# start of Extracted information

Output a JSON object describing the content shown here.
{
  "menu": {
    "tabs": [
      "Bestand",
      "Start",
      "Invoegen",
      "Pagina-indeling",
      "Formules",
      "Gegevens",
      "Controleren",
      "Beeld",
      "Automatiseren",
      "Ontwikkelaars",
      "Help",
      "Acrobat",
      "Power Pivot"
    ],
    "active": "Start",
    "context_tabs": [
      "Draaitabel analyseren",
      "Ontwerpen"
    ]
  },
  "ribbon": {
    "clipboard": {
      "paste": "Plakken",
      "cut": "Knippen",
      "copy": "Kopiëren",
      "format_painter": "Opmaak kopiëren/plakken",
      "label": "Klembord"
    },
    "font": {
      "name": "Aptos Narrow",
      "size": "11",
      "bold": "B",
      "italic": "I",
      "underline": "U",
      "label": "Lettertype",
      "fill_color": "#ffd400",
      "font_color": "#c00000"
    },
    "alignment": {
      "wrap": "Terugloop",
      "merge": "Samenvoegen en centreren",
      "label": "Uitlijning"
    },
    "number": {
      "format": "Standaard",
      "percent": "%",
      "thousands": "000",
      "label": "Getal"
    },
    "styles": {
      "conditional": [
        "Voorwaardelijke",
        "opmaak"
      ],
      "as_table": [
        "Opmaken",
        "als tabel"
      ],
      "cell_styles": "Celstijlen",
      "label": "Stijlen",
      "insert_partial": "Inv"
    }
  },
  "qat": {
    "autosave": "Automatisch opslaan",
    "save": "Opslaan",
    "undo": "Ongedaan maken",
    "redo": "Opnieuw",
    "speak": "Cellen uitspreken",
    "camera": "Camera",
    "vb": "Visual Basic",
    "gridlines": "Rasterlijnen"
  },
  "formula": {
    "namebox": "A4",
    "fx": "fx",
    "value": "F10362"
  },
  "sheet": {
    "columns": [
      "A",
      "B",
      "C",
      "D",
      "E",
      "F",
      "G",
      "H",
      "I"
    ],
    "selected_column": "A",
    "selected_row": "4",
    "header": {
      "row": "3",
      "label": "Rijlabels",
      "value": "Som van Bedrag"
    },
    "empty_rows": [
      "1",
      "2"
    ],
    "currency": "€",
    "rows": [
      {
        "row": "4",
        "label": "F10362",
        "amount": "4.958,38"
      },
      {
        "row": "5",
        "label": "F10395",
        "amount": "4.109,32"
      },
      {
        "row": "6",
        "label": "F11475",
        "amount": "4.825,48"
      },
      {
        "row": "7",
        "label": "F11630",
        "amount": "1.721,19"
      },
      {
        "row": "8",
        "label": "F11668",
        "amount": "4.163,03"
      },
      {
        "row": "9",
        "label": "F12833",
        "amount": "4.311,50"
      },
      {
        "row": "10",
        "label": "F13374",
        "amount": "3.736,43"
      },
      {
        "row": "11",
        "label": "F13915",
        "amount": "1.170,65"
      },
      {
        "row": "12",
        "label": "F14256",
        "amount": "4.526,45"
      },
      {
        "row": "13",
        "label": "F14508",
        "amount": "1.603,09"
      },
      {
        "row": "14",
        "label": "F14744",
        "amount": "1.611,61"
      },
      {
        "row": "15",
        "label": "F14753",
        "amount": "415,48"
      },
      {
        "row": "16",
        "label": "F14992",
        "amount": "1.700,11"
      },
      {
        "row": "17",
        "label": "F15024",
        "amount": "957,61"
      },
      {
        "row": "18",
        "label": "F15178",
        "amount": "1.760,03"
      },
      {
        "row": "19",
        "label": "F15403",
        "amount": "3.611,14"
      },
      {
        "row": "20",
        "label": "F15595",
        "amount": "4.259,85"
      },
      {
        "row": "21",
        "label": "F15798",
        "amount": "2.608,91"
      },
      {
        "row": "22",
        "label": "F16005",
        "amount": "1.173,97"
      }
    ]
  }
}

# end of Extracted information

▶ **What you need to do**
Transcribe all of the lines in the records precisely.

▶ **Written response**
Output a JSON object describing the content shown here.
{
  "menu": {
    "tabs": [
      "Bestand",
      "Start",
      "Invoegen",
      "Pagina-indeling",
      "Formules",
      "Gegevens",
      "Controleren",
      "Beeld",
      "Automatiseren",
      "Ontwikkelaars",
      "Help",
      "Acrobat",
      "Power Pivot"
    ],
    "active": "Start",
    "context_tabs": [
      "Draaitabel analyseren",
      "Ontwerpen"
    ]
  },
  "ribbon": {
    "clipboard": {
      "paste": "Plakken",
      "cut": "Knippen",
      "copy": "Kopiëren",
      "format_painter": "Opmaak kopiëren/plakken",
      "label": "Klembord"
    },
    "font": {
      "name": "Aptos Narrow",
      "size": "11",
      "bold": "B",
      "italic": "I",
      "underline": "U",
      "label": "Lettertype",
      "fill_color": "#ffd400",
      "font_color": "#c00000"
    },
    "alignment": {
      "wrap": "Terugloop",
      "merge": "Samenvoegen en centreren",
      "label": "Uitlijning"
    },
    "number": {
      "format": "Standaard",
      "percent": "%",
      "thousands": "000",
      "label": "Getal"
    },
    "styles": {
      "conditional": [
        "Voorwaardelijke",
        "opmaak"
      ],
      "as_table": [
        "Opmaken",
        "als tabel"
      ],
      "cell_styles": "Celstijlen",
      "label": "Stijlen",
      "insert_partial": "Inv"
    }
  },
  "qat": {
    "autosave": "Automatisch opslaan",
    "save": "Opslaan",
    "undo": "Ongedaan maken",
    "redo": "Opnieuw",
    "speak": "Cellen uitspreken",
    "camera": "Camera",
    "vb": "Visual Basic",
    "gridlines": "Rasterlijnen"
  },
  "formula": {
    "namebox": "A4",
    "fx": "fx",
    "value": "F10362"
  },
  "sheet": {
    "columns": [
      "A",
      "B",
      "C",
      "D",
      "E",
      "F",
      "G",
      "H",
      "I"
    ],
    "selected_column": "A",
    "selected_row": "4",
    "header": {
      "row": "3",
      "label": "Rijlabels",
      "value": "Som van Bedrag"
    },
    "empty_rows": [
      "1",
      "2"
    ],
    "currency": "€",
    "rows": [
      {
        "row": "4",
        "label": "F10362",
        "amount": "4.958,38"
      },
      {
        "row": "5",
        "label": "F10395",
        "amount": "4.109,32"
      },
      {
        "row": "6",
        "label": "F11475",
        "amount": "4.825,48"
      },
      {
        "row": "7",
        "label": "F11630",
        "amount": "1.721,19"
      },
      {
        "row": "8",
        "label": "F11668",
        "amount": "4.163,03"
      },
      {
        "row": "9",
        "label": "F12833",
        "amount": "4.311,50"
      },
      {
        "row": "10",
        "label": "F13374",
        "amount": "3.736,43"
      },
      {
        "row": "11",
        "label": "F13915",
        "amount": "1.170,65"
      },
      {
        "row": "12",
        "label": "F14256",
        "amount": "4.526,45"
      },
      {
        "row": "13",
        "label": "F14508",
        "amount": "1.603,09"
      },
      {
        "row": "14",
        "label": "F14744",
        "amount": "1.611,61"
      },
      {
        "row": "15",
        "label": "F14753",
        "amount": "415,48"
      },
      {
        "row": "16",
        "label": "F14992",
        "amount": "1.700,11"
      },
      {
        "row": "17",
        "label": "F15024",
        "amount": "957,61"
      },
      {
        "row": "18",
        "label": "F15178",
        "amount": "1.760,03"
      },
      {
        "row": "19",
        "label": "F15403",
        "amount": "3.611,14"
      },
      {
        "row": "20",
        "label": "F15595",
        "amount": "4.259,85"
      },
      {
        "row": "21",
        "label": "F15798",
        "amount": "2.608,91"
      },
      {
        "row": "22",
        "label": "F16005",
        "amount": "1.173,97"
      }
    ]
  }
}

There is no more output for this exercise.